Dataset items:

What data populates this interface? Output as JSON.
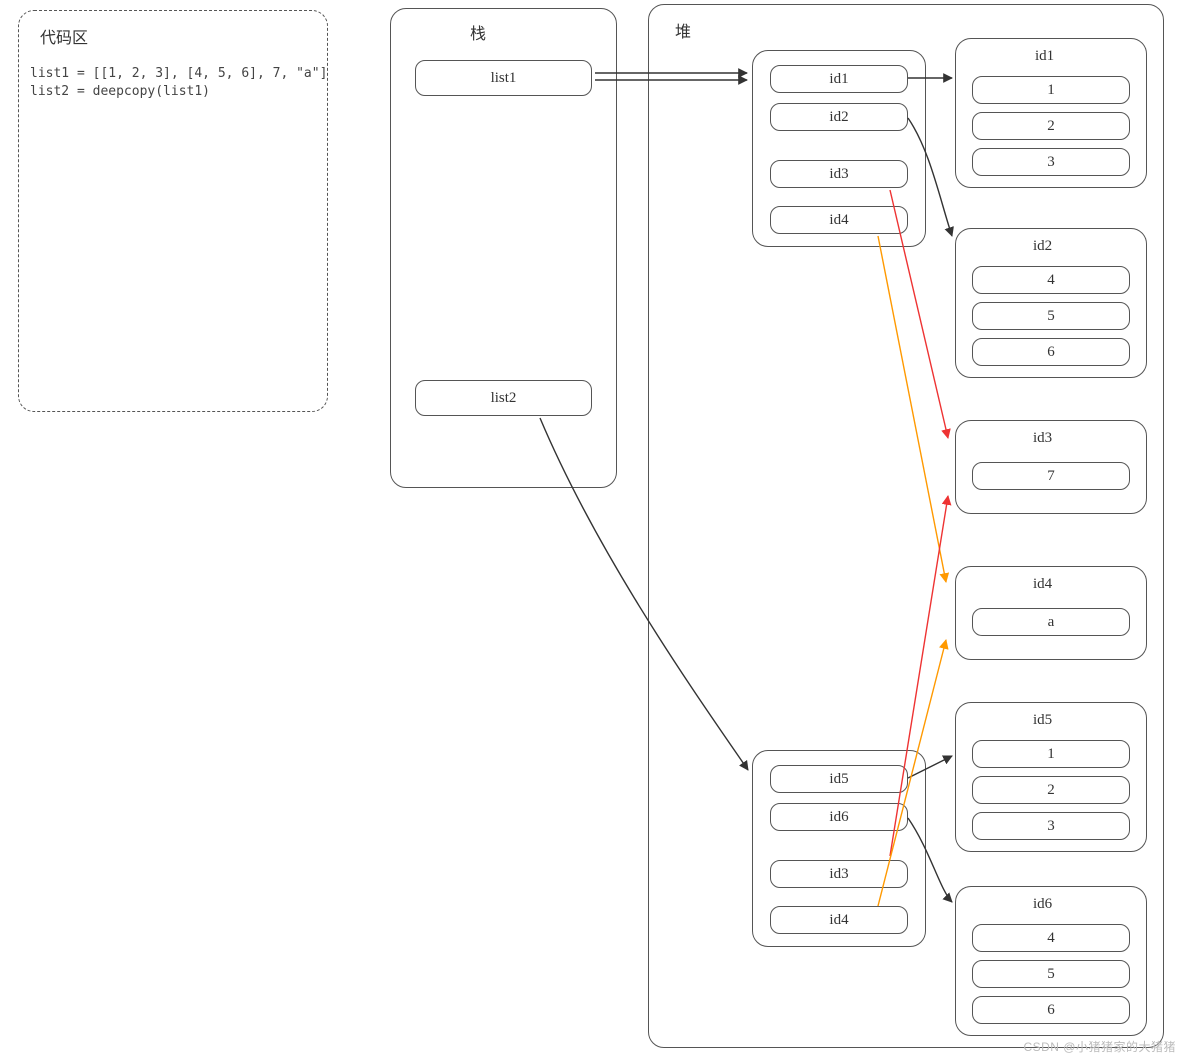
{
  "code_area": {
    "title": "代码区",
    "line1": "list1 = [[1, 2, 3], [4, 5, 6], 7, \"a\"]",
    "line2": "list2 = deepcopy(list1)"
  },
  "stack": {
    "title": "栈",
    "list1": "list1",
    "list2": "list2"
  },
  "heap": {
    "title": "堆",
    "topList": {
      "r0": "id1",
      "r1": "id2",
      "r2": "id3",
      "r3": "id4"
    },
    "botList": {
      "r0": "id5",
      "r1": "id6",
      "r2": "id3",
      "r3": "id4"
    },
    "obj_id1": {
      "title": "id1",
      "v0": "1",
      "v1": "2",
      "v2": "3"
    },
    "obj_id2": {
      "title": "id2",
      "v0": "4",
      "v1": "5",
      "v2": "6"
    },
    "obj_id3": {
      "title": "id3",
      "v0": "7"
    },
    "obj_id4": {
      "title": "id4",
      "v0": "a"
    },
    "obj_id5": {
      "title": "id5",
      "v0": "1",
      "v1": "2",
      "v2": "3"
    },
    "obj_id6": {
      "title": "id6",
      "v0": "4",
      "v1": "5",
      "v2": "6"
    }
  },
  "watermark": "CSDN @小猪猪家的大猪猪"
}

[Task objective]:
Write out the listing above exactly as it stands, pictures excluded.

[Final answer]:
What data populates this interface? Output as JSON.
{
  "code_area": {
    "title": "代码区",
    "line1": "list1 = [[1, 2, 3], [4, 5, 6], 7, \"a\"]",
    "line2": "list2 = deepcopy(list1)"
  },
  "stack": {
    "title": "栈",
    "list1": "list1",
    "list2": "list2"
  },
  "heap": {
    "title": "堆",
    "topList": {
      "r0": "id1",
      "r1": "id2",
      "r2": "id3",
      "r3": "id4"
    },
    "botList": {
      "r0": "id5",
      "r1": "id6",
      "r2": "id3",
      "r3": "id4"
    },
    "obj_id1": {
      "title": "id1",
      "v0": "1",
      "v1": "2",
      "v2": "3"
    },
    "obj_id2": {
      "title": "id2",
      "v0": "4",
      "v1": "5",
      "v2": "6"
    },
    "obj_id3": {
      "title": "id3",
      "v0": "7"
    },
    "obj_id4": {
      "title": "id4",
      "v0": "a"
    },
    "obj_id5": {
      "title": "id5",
      "v0": "1",
      "v1": "2",
      "v2": "3"
    },
    "obj_id6": {
      "title": "id6",
      "v0": "4",
      "v1": "5",
      "v2": "6"
    }
  },
  "watermark": "CSDN @小猪猪家的大猪猪"
}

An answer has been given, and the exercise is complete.